(Extracted data entries)
┏━━

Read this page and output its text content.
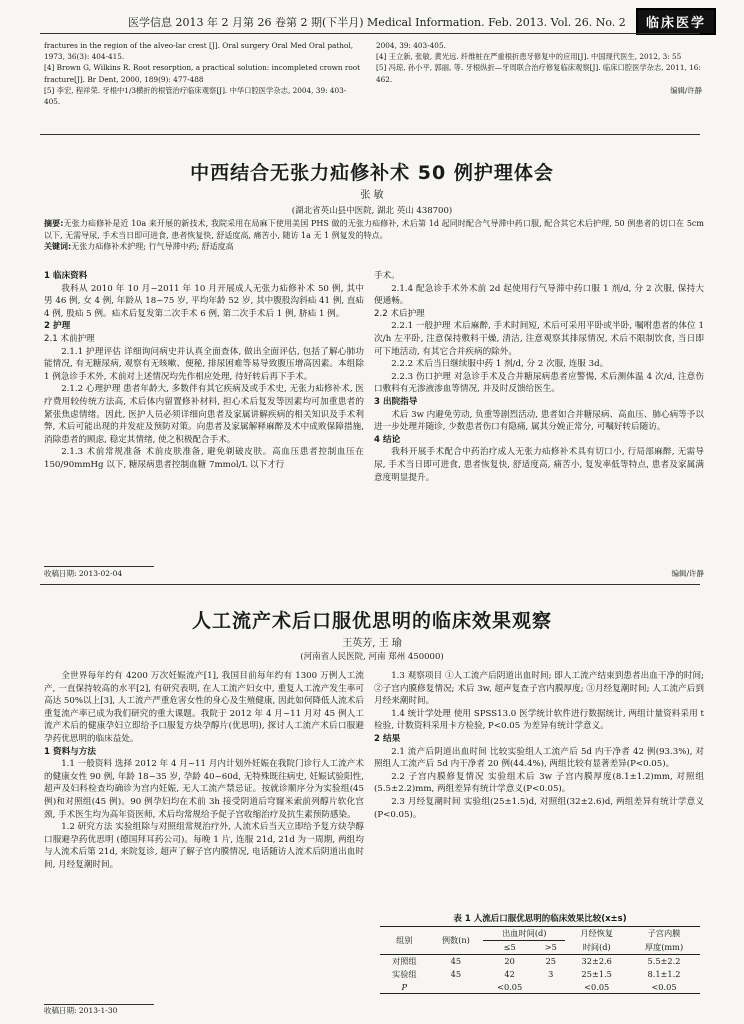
医学信息 2013 年 2 月第 26 卷第 2 期(下半月) Medical Information. Feb. 2013. Vol. 26. No. 2	临床医学
fractures in the region of the alveo-lar crest [J]. Oral surgery Oral Med Oral pathol, 1973, 36(3): 404-415.
[4] Brown G, Wilkins R. Root resorption, a practical solution: incompleted crown root fracture[J]. Br Dent, 2000, 189(9): 477-488
[5] 李宏, 程祥荣. 牙根中1/3横折的根管治疗临床观察[J]. 中华口腔医学杂志, 2004, 39: 403-405.
2004, 39: 403-405.
[4] 王立新, 张敏, 黄光远. 纤维桩在严重根折患牙修复中的应用[J]. 中国现代医生, 2012, 3: 55
[5] 冯琼, 孙小平, 郭丽, 等. 牙根纵折—牙周联合治疗修复临床观察[J]. 临床口腔医学杂志, 2011, 16: 462.
编辑/许静
中西结合无张力疝修补术 50 例护理体会
张 敏
(湖北省英山县中医院, 湖北 英山 438700)
摘要:无张力疝修补是近 10a 来开展的新技术, 我院采用在局麻下使用美国 PHS 做的无张力疝修补, 术后第 1d 起同时配合气导滞中药口服, 配合其它术后护理, 50 例患者的切口在 5cm 以下, 无需导尿, 手术当日即可进食, 患者恢复快, 舒适度高, 痛苦小, 随访 1a 无 1 例复发的特点。
关键词:无张力疝修补术护理; 行气导滞中药; 舒适度高

1 临床资料

我科从 2010 年 10 月~2011 年 10 月开展成人无张力疝修补术 50 例, 其中男 46 例, 女 4 例, 年龄从 18~75 岁, 平均年龄 52 岁, 其中腹股沟斜疝 41 例, 直疝 4 例, 股疝 5 例。疝术后复发第二次手术 6 例, 第二次手术后 1 例, 脐疝 1 例。

2 护理

2.1 术前护理

2.1.1 护理评估 详细询问病史并认真全面查体, 做出全面评估, 包括了解心肺功能情况, 有无糖尿病, 观察有无咳嗽、便秘, 排尿困难等易导致腹压增高因素。本组除 1 例急诊手术外, 术前对上述情况均先作相应处理, 待好转后再下手术。

2.1.2 心理护理 患者年龄大, 多数伴有其它疾病及或手术史, 无张力疝修补术, 医疗费用较传统方法高, 术后体内留置修补材料, 担心术后复发等因素均可加重患者的紧张焦虑情绪。因此, 医护人员必须详细向患者及家属讲解疾病的相关知识及手术利弊, 术后可能出现的并发症及预防对策。向患者及家属解释麻醉及术中成败保障措施, 消除患者的顾虑, 稳定其情绪, 使之积极配合手术。

2.1.3 术前常规准备 术前皮肤准备, 避免剃破皮肤。高血压患者控制血压在 150/90mmHg 以下, 糖尿病患者控制血糖 7mmol/L 以下才行

手术。

2.1.4 配急诊手术外术前 2d 起使用行气导滞中药口服 1 剂/d, 分 2 次服, 保持大便通畅。

2.2 术后护理

2.2.1 一般护理 术后麻醉, 手术时间短, 术后可采用平卧或半卧, 嘱咐患者的体位 1 次/h 左平卧, 注意保持敷料干燥, 清洁, 注意观察其排尿情况, 术后不限制饮食, 当日即可下地活动, 有其它合并疾病的除外。

2.2.2 术后当日继续服中药 1 剂/d, 分 2 次服, 连服 3d。

2.2.3 伤口护理 对急诊手术及合并糖尿病患者应警惕, 术后测体温 4 次/d, 注意伤口敷料有无渗液渗血等情况, 并及时反馈给医生。

3 出院指导

术后 3w 内避免劳动, 负重等剧烈活动, 患者如合并糖尿病、高血压、肺心病等予以进一步处理并随诊, 少数患者伤口有隐痛, 属其分娩正常分, 可嘱好转后随访。

4 结论

我科开展手术配合中药治疗成人无张力疝修补术具有切口小, 行局部麻醉, 无需导尿, 手术当日即可进食, 患者恢复快, 舒适度高, 痛苦小, 复发率低等特点, 患者及家属满意度明显提升。

收稿日期: 2013-02-04	编辑/许静
人工流产术后口服优思明的临床效果观察
王英芳, 王 瑜
(河南省人民医院, 河南 郑州 450000)

全世界每年约有 4200 万次妊娠流产[1], 我国目前每年约有 1300 万例人工流产, 一直保持较高的水平[2], 有研究表明, 在人工流产妇女中, 重复人工流产发生率可高达 50%以上[3], 人工流产严重危害女性的身心及生殖健康, 因此如何降低人流术后重复流产率已成为我们研究的重大课题。我院于 2012 年 4 月~11 月对 45 例人工流产术后的健康孕妇立即给予口服复方炔孕醇片(优思明), 探讨人工流产术后口服避孕药优思明的临床益处。

1 资料与方法

1.1 一般资料 选择 2012 年 4 月~11 月内计划外妊娠在我院门诊行人工流产术的健康女性 90 例, 年龄 18~35 岁, 孕龄 40~60d, 无特殊既往病史, 妊娠试验阳性, 超声及妇科检查均确诊为宫内妊娠, 无人工流产禁忌证。按就诊顺序分为实验组(45 例)和对照组(45 例)。90 例孕妇均在术前 3h 接受阴道后穹窿米索前列醇片软化宫颈, 手术医生均为高年资医师, 术后均常规给予促子宫收缩治疗及抗生素预防感染。

1.2 研究方法 实验组除与对照组常规治疗外, 人流术后当天立即给予复方炔孕醇口服避孕药优思明 (德国拜耳药公司)。每晚 1 片, 连服 21d, 21d 为一周期, 两组均与人流术后第 21d, 来院复诊, 超声了解子宫内膜情况, 电话随访人流术后阴道出血时间, 月经复潮时间。

1.3 观察项目 ①人工流产后阴道出血时间; 即人工流产结束到患者出血干净的时间; ②子宫内膜修复情况; 术后 3w, 超声复查子宫内膜厚度; ③月经复潮时间; 人工流产后到月经来潮时间。

1.4 统计学处理 使用 SPSS13.0 医学统计软件进行数据统计, 两组计量资料采用 t 检验, 计数资料采用卡方检验, P<0.05 为差异有统计学意义。

2 结果

2.1 流产后阴道出血时间 比较实验组人工流产后 5d 内干净者 42 例(93.3%), 对照组人工流产后 5d 内干净者 20 例(44.4%), 两组比较有显著差异(P<0.05)。

2.2 子宫内膜修复情况 实验组术后 3w 子宫内膜厚度(8.1±1.2)mm, 对照组(5.5±2.2)mm, 两组差异有统计学意义(P<0.05)。

2.3 月经复潮时间 实验组(25±1.5)d, 对照组(32±2.6)d, 两组差异有统计学意义(P<0.05)。

收稿日期: 2013-1-30
表 1 人流后口服优思明的临床效果比较(x±s)
组别	例数(n)	出血时间(d)		月经恢复	子宫内膜
		≤5	>5	时间(d)	厚度(mm)
对照组	45	20	25	32±2.6	5.5±2.2
实验组	45	42	3	25±1.5	8.1±1.2
P		<0.05		<0.05	<0.05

┗━━

◆ WHAT IS ASKED: Repeat the data exactly, dropping every picture it holds.

◆ THE RESPONSE:
Read this page and output its text content.
医学信息 2013 年 2 月第 26 卷第 2 期(下半月) Medical Information. Feb. 2013. Vol. 26. No. 2	临床医学
fractures in the region of the alveo-lar crest [J]. Oral surgery Oral Med Oral pathol, 1973, 36(3): 404-415.
[4] Brown G, Wilkins R. Root resorption, a practical solution: incompleted crown root fracture[J]. Br Dent, 2000, 189(9): 477-488
[5] 李宏, 程祥荣. 牙根中1/3横折的根管治疗临床观察[J]. 中华口腔医学杂志, 2004, 39: 403-405.
2004, 39: 403-405.
[4] 王立新, 张敏, 黄光远. 纤维桩在严重根折患牙修复中的应用[J]. 中国现代医生, 2012, 3: 55
[5] 冯琼, 孙小平, 郭丽, 等. 牙根纵折—牙周联合治疗修复临床观察[J]. 临床口腔医学杂志, 2011, 16: 462.
编辑/许静
中西结合无张力疝修补术 50 例护理体会
张 敏
(湖北省英山县中医院, 湖北 英山 438700)
摘要:无张力疝修补是近 10a 来开展的新技术, 我院采用在局麻下使用美国 PHS 做的无张力疝修补, 术后第 1d 起同时配合气导滞中药口服, 配合其它术后护理, 50 例患者的切口在 5cm 以下, 无需导尿, 手术当日即可进食, 患者恢复快, 舒适度高, 痛苦小, 随访 1a 无 1 例复发的特点。
关键词:无张力疝修补术护理; 行气导滞中药; 舒适度高

1 临床资料

我科从 2010 年 10 月~2011 年 10 月开展成人无张力疝修补术 50 例, 其中男 46 例, 女 4 例, 年龄从 18~75 岁, 平均年龄 52 岁, 其中腹股沟斜疝 41 例, 直疝 4 例, 股疝 5 例。疝术后复发第二次手术 6 例, 第二次手术后 1 例, 脐疝 1 例。

2 护理

2.1 术前护理

2.1.1 护理评估 详细询问病史并认真全面查体, 做出全面评估, 包括了解心肺功能情况, 有无糖尿病, 观察有无咳嗽、便秘, 排尿困难等易导致腹压增高因素。本组除 1 例急诊手术外, 术前对上述情况均先作相应处理, 待好转后再下手术。

2.1.2 心理护理 患者年龄大, 多数伴有其它疾病及或手术史, 无张力疝修补术, 医疗费用较传统方法高, 术后体内留置修补材料, 担心术后复发等因素均可加重患者的紧张焦虑情绪。因此, 医护人员必须详细向患者及家属讲解疾病的相关知识及手术利弊, 术后可能出现的并发症及预防对策。向患者及家属解释麻醉及术中成败保障措施, 消除患者的顾虑, 稳定其情绪, 使之积极配合手术。

2.1.3 术前常规准备 术前皮肤准备, 避免剃破皮肤。高血压患者控制血压在 150/90mmHg 以下, 糖尿病患者控制血糖 7mmol/L 以下才行

手术。

2.1.4 配急诊手术外术前 2d 起使用行气导滞中药口服 1 剂/d, 分 2 次服, 保持大便通畅。

2.2 术后护理

2.2.1 一般护理 术后麻醉, 手术时间短, 术后可采用平卧或半卧, 嘱咐患者的体位 1 次/h 左平卧, 注意保持敷料干燥, 清洁, 注意观察其排尿情况, 术后不限制饮食, 当日即可下地活动, 有其它合并疾病的除外。

2.2.2 术后当日继续服中药 1 剂/d, 分 2 次服, 连服 3d。

2.2.3 伤口护理 对急诊手术及合并糖尿病患者应警惕, 术后测体温 4 次/d, 注意伤口敷料有无渗液渗血等情况, 并及时反馈给医生。

3 出院指导

术后 3w 内避免劳动, 负重等剧烈活动, 患者如合并糖尿病、高血压、肺心病等予以进一步处理并随诊, 少数患者伤口有隐痛, 属其分娩正常分, 可嘱好转后随访。

4 结论

我科开展手术配合中药治疗成人无张力疝修补术具有切口小, 行局部麻醉, 无需导尿, 手术当日即可进食, 患者恢复快, 舒适度高, 痛苦小, 复发率低等特点, 患者及家属满意度明显提升。

收稿日期: 2013-02-04	编辑/许静
人工流产术后口服优思明的临床效果观察
王英芳, 王 瑜
(河南省人民医院, 河南 郑州 450000)

全世界每年约有 4200 万次妊娠流产[1], 我国目前每年约有 1300 万例人工流产, 一直保持较高的水平[2], 有研究表明, 在人工流产妇女中, 重复人工流产发生率可高达 50%以上[3], 人工流产严重危害女性的身心及生殖健康, 因此如何降低人流术后重复流产率已成为我们研究的重大课题。我院于 2012 年 4 月~11 月对 45 例人工流产术后的健康孕妇立即给予口服复方炔孕醇片(优思明), 探讨人工流产术后口服避孕药优思明的临床益处。

1 资料与方法

1.1 一般资料 选择 2012 年 4 月~11 月内计划外妊娠在我院门诊行人工流产术的健康女性 90 例, 年龄 18~35 岁, 孕龄 40~60d, 无特殊既往病史, 妊娠试验阳性, 超声及妇科检查均确诊为宫内妊娠, 无人工流产禁忌证。按就诊顺序分为实验组(45 例)和对照组(45 例)。90 例孕妇均在术前 3h 接受阴道后穹窿米索前列醇片软化宫颈, 手术医生均为高年资医师, 术后均常规给予促子宫收缩治疗及抗生素预防感染。

1.2 研究方法 实验组除与对照组常规治疗外, 人流术后当天立即给予复方炔孕醇口服避孕药优思明 (德国拜耳药公司)。每晚 1 片, 连服 21d, 21d 为一周期, 两组均与人流术后第 21d, 来院复诊, 超声了解子宫内膜情况, 电话随访人流术后阴道出血时间, 月经复潮时间。

1.3 观察项目 ①人工流产后阴道出血时间; 即人工流产结束到患者出血干净的时间; ②子宫内膜修复情况; 术后 3w, 超声复查子宫内膜厚度; ③月经复潮时间; 人工流产后到月经来潮时间。

1.4 统计学处理 使用 SPSS13.0 医学统计软件进行数据统计, 两组计量资料采用 t 检验, 计数资料采用卡方检验, P<0.05 为差异有统计学意义。

2 结果

2.1 流产后阴道出血时间 比较实验组人工流产后 5d 内干净者 42 例(93.3%), 对照组人工流产后 5d 内干净者 20 例(44.4%), 两组比较有显著差异(P<0.05)。

2.2 子宫内膜修复情况 实验组术后 3w 子宫内膜厚度(8.1±1.2)mm, 对照组(5.5±2.2)mm, 两组差异有统计学意义(P<0.05)。

2.3 月经复潮时间 实验组(25±1.5)d, 对照组(32±2.6)d, 两组差异有统计学意义(P<0.05)。

收稿日期: 2013-1-30
表 1 人流后口服优思明的临床效果比较(x±s)
组别	例数(n)	出血时间(d)		月经恢复	子宫内膜
		≤5	>5	时间(d)	厚度(mm)
对照组	45	20	25	32±2.6	5.5±2.2
实验组	45	42	3	25±1.5	8.1±1.2
P		<0.05		<0.05	<0.05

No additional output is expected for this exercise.